◆ Requirements ◆
Copy out the lines that have "color" in them.

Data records
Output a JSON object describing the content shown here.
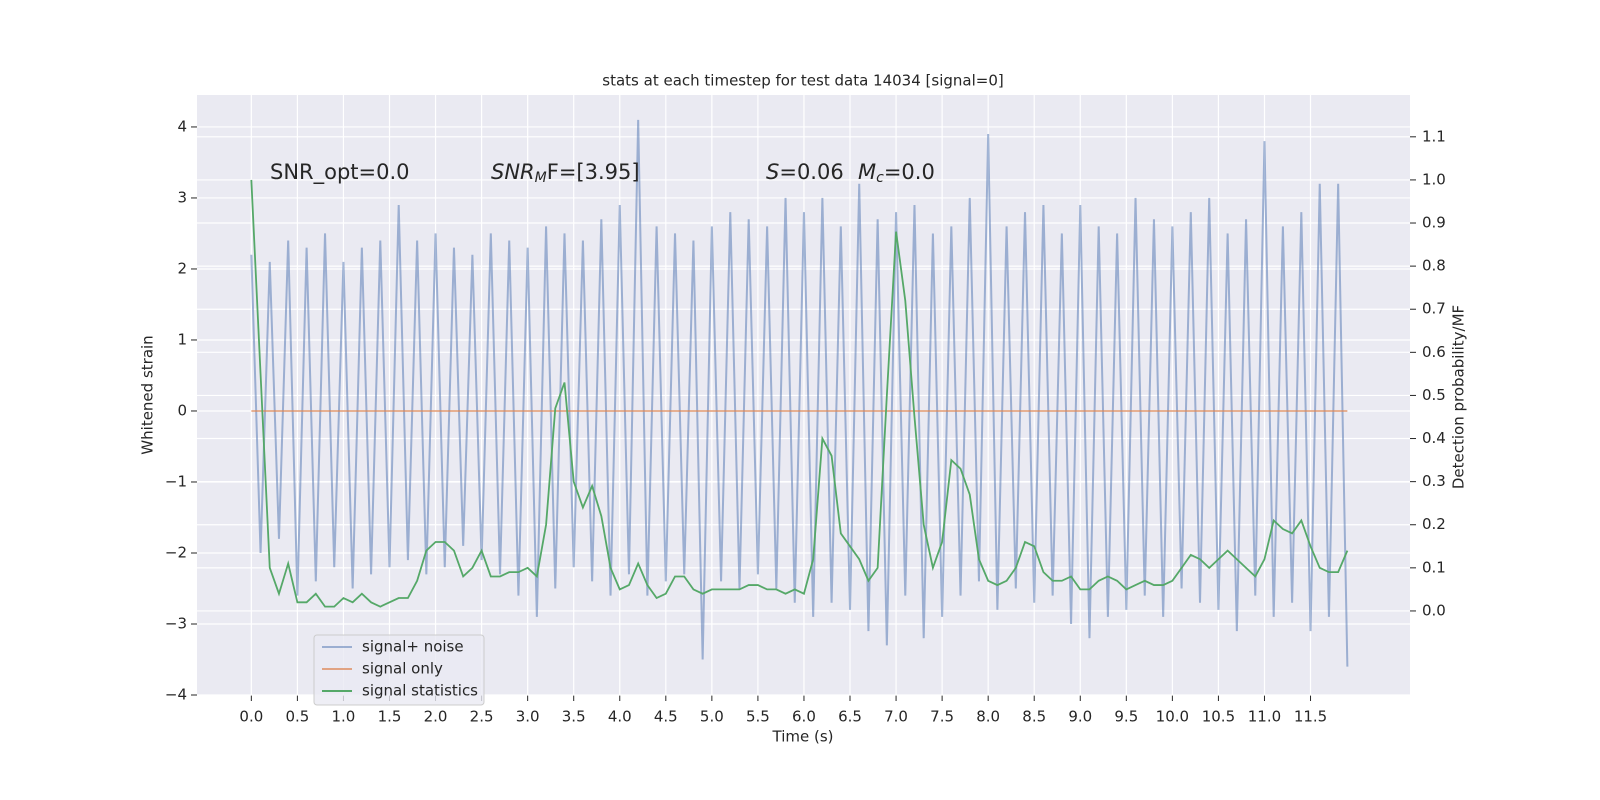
{
  "chart_data": {
    "type": "line",
    "title": "stats at each timestep for test data 14034 [signal=0]",
    "xlabel": "Time (s)",
    "ylabel": "Whitened strain",
    "y2label": "Detection probability/MF",
    "annotations": [
      "SNR_opt=0.0",
      {
        "base": "SNR",
        "sub": "M",
        "rest": "F=[3.95]"
      },
      {
        "base": "S",
        "rest": "=0.06"
      },
      {
        "base": "M",
        "sub": "c",
        "rest": "=0.0"
      }
    ],
    "x": [
      0.0,
      0.1,
      0.2,
      0.3,
      0.4,
      0.5,
      0.6,
      0.7,
      0.8,
      0.9,
      1.0,
      1.1,
      1.2,
      1.3,
      1.4,
      1.5,
      1.6,
      1.7,
      1.8,
      1.9,
      2.0,
      2.1,
      2.2,
      2.3,
      2.4,
      2.5,
      2.6,
      2.7,
      2.8,
      2.9,
      3.0,
      3.1,
      3.2,
      3.3,
      3.4,
      3.5,
      3.6,
      3.7,
      3.8,
      3.9,
      4.0,
      4.1,
      4.2,
      4.3,
      4.4,
      4.5,
      4.6,
      4.7,
      4.8,
      4.9,
      5.0,
      5.1,
      5.2,
      5.3,
      5.4,
      5.5,
      5.6,
      5.7,
      5.8,
      5.9,
      6.0,
      6.1,
      6.2,
      6.3,
      6.4,
      6.5,
      6.6,
      6.7,
      6.8,
      6.9,
      7.0,
      7.1,
      7.2,
      7.3,
      7.4,
      7.5,
      7.6,
      7.7,
      7.8,
      7.9,
      8.0,
      8.1,
      8.2,
      8.3,
      8.4,
      8.5,
      8.6,
      8.7,
      8.8,
      8.9,
      9.0,
      9.1,
      9.2,
      9.3,
      9.4,
      9.5,
      9.6,
      9.7,
      9.8,
      9.9,
      10.0,
      10.1,
      10.2,
      10.3,
      10.4,
      10.5,
      10.6,
      10.7,
      10.8,
      10.9,
      11.0,
      11.1,
      11.2,
      11.3,
      11.4,
      11.5,
      11.6,
      11.7,
      11.8,
      11.9
    ],
    "series": [
      {
        "name": "signal+ noise",
        "color": "#4c72b0",
        "opacity": 0.5,
        "axis": "y",
        "values": [
          2.2,
          -2.0,
          2.1,
          -1.8,
          2.4,
          -2.6,
          2.3,
          -2.4,
          2.5,
          -2.2,
          2.1,
          -2.5,
          2.3,
          -2.3,
          2.4,
          -2.2,
          2.9,
          -2.1,
          2.4,
          -2.3,
          2.5,
          -2.2,
          2.3,
          -1.9,
          2.2,
          -2.1,
          2.5,
          -2.3,
          2.4,
          -2.6,
          2.3,
          -2.9,
          2.6,
          -2.5,
          2.5,
          -2.2,
          2.4,
          -2.4,
          2.7,
          -2.6,
          2.9,
          -2.3,
          4.1,
          -2.6,
          2.6,
          -2.4,
          2.5,
          -2.3,
          2.4,
          -3.5,
          2.6,
          -2.4,
          2.8,
          -2.5,
          2.7,
          -2.3,
          2.6,
          -2.5,
          3.0,
          -2.7,
          2.8,
          -2.9,
          3.0,
          -2.7,
          2.6,
          -2.8,
          3.2,
          -3.1,
          2.7,
          -3.3,
          2.8,
          -2.6,
          2.9,
          -3.2,
          2.5,
          -2.9,
          2.6,
          -2.6,
          3.0,
          -2.4,
          3.9,
          -2.8,
          2.6,
          -2.5,
          2.8,
          -2.7,
          2.9,
          -2.6,
          2.5,
          -3.0,
          2.9,
          -3.2,
          2.6,
          -2.9,
          2.5,
          -2.8,
          3.0,
          -2.6,
          2.7,
          -2.9,
          2.6,
          -2.5,
          2.8,
          -2.7,
          3.0,
          -2.8,
          2.5,
          -3.1,
          2.7,
          -2.6,
          3.8,
          -2.9,
          2.6,
          -2.7,
          2.8,
          -3.1,
          3.2,
          -2.9,
          3.2,
          -3.6
        ]
      },
      {
        "name": "signal only",
        "color": "#dd8452",
        "opacity": 0.7,
        "axis": "y",
        "values": [
          0,
          0,
          0,
          0,
          0,
          0,
          0,
          0,
          0,
          0,
          0,
          0,
          0,
          0,
          0,
          0,
          0,
          0,
          0,
          0,
          0,
          0,
          0,
          0,
          0,
          0,
          0,
          0,
          0,
          0,
          0,
          0,
          0,
          0,
          0,
          0,
          0,
          0,
          0,
          0,
          0,
          0,
          0,
          0,
          0,
          0,
          0,
          0,
          0,
          0,
          0,
          0,
          0,
          0,
          0,
          0,
          0,
          0,
          0,
          0,
          0,
          0,
          0,
          0,
          0,
          0,
          0,
          0,
          0,
          0,
          0,
          0,
          0,
          0,
          0,
          0,
          0,
          0,
          0,
          0,
          0,
          0,
          0,
          0,
          0,
          0,
          0,
          0,
          0,
          0,
          0,
          0,
          0,
          0,
          0,
          0,
          0,
          0,
          0,
          0,
          0,
          0,
          0,
          0,
          0,
          0,
          0,
          0,
          0,
          0,
          0,
          0,
          0,
          0,
          0,
          0,
          0,
          0,
          0,
          0
        ]
      },
      {
        "name": "signal statistics",
        "color": "#55a868",
        "opacity": 1,
        "axis": "y2",
        "values": [
          1.0,
          0.55,
          0.1,
          0.04,
          0.11,
          0.02,
          0.02,
          0.04,
          0.01,
          0.01,
          0.03,
          0.02,
          0.04,
          0.02,
          0.01,
          0.02,
          0.03,
          0.03,
          0.07,
          0.14,
          0.16,
          0.16,
          0.14,
          0.08,
          0.1,
          0.14,
          0.08,
          0.08,
          0.09,
          0.09,
          0.1,
          0.08,
          0.2,
          0.47,
          0.53,
          0.3,
          0.24,
          0.29,
          0.22,
          0.1,
          0.05,
          0.06,
          0.11,
          0.06,
          0.03,
          0.04,
          0.08,
          0.08,
          0.05,
          0.04,
          0.05,
          0.05,
          0.05,
          0.05,
          0.06,
          0.06,
          0.05,
          0.05,
          0.04,
          0.05,
          0.04,
          0.12,
          0.4,
          0.36,
          0.18,
          0.15,
          0.12,
          0.07,
          0.1,
          0.5,
          0.88,
          0.72,
          0.45,
          0.2,
          0.1,
          0.16,
          0.35,
          0.33,
          0.27,
          0.12,
          0.07,
          0.06,
          0.07,
          0.1,
          0.16,
          0.15,
          0.09,
          0.07,
          0.07,
          0.08,
          0.05,
          0.05,
          0.07,
          0.08,
          0.07,
          0.05,
          0.06,
          0.07,
          0.06,
          0.06,
          0.07,
          0.1,
          0.13,
          0.12,
          0.1,
          0.12,
          0.14,
          0.12,
          0.1,
          0.08,
          0.12,
          0.21,
          0.19,
          0.18,
          0.21,
          0.15,
          0.1,
          0.09,
          0.09,
          0.14
        ]
      }
    ],
    "xlim": [
      -0.59,
      12.58
    ],
    "xticks": [
      {
        "value": 0,
        "label": "0.0"
      },
      0.5,
      {
        "value": 1,
        "label": "1.0"
      },
      1.5,
      {
        "value": 2,
        "label": "2.0"
      },
      2.5,
      {
        "value": 3,
        "label": "3.0"
      },
      3.5,
      {
        "value": 4,
        "label": "4.0"
      },
      4.5,
      {
        "value": 5,
        "label": "5.0"
      },
      5.5,
      {
        "value": 6,
        "label": "6.0"
      },
      6.5,
      {
        "value": 7,
        "label": "7.0"
      },
      7.5,
      {
        "value": 8,
        "label": "8.0"
      },
      8.5,
      {
        "value": 9,
        "label": "9.0"
      },
      9.5,
      {
        "value": 10,
        "label": "10.0"
      },
      10.5,
      {
        "value": 11,
        "label": "11.0"
      },
      11.5
    ],
    "ylim": [
      -4.0,
      4.45
    ],
    "yticks": [
      {
        "value": -4,
        "label": "−4"
      },
      {
        "value": -3,
        "label": "−3"
      },
      {
        "value": -2,
        "label": "−2"
      },
      {
        "value": -1,
        "label": "−1"
      },
      0,
      1,
      2,
      3,
      4
    ],
    "y2lim": [
      -0.195,
      1.197
    ],
    "y2ticks": [
      {
        "value": 0,
        "label": "0.0"
      },
      0.1,
      0.2,
      0.3,
      0.4,
      0.5,
      0.6,
      0.7,
      0.8,
      0.9,
      {
        "value": 1,
        "label": "1.0"
      },
      1.1
    ],
    "grid": true,
    "legend": "lower left"
  }
}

◆ Reply ◆
        "color": "#4c72b0",
        "color": "#dd8452",
        "color": "#55a868",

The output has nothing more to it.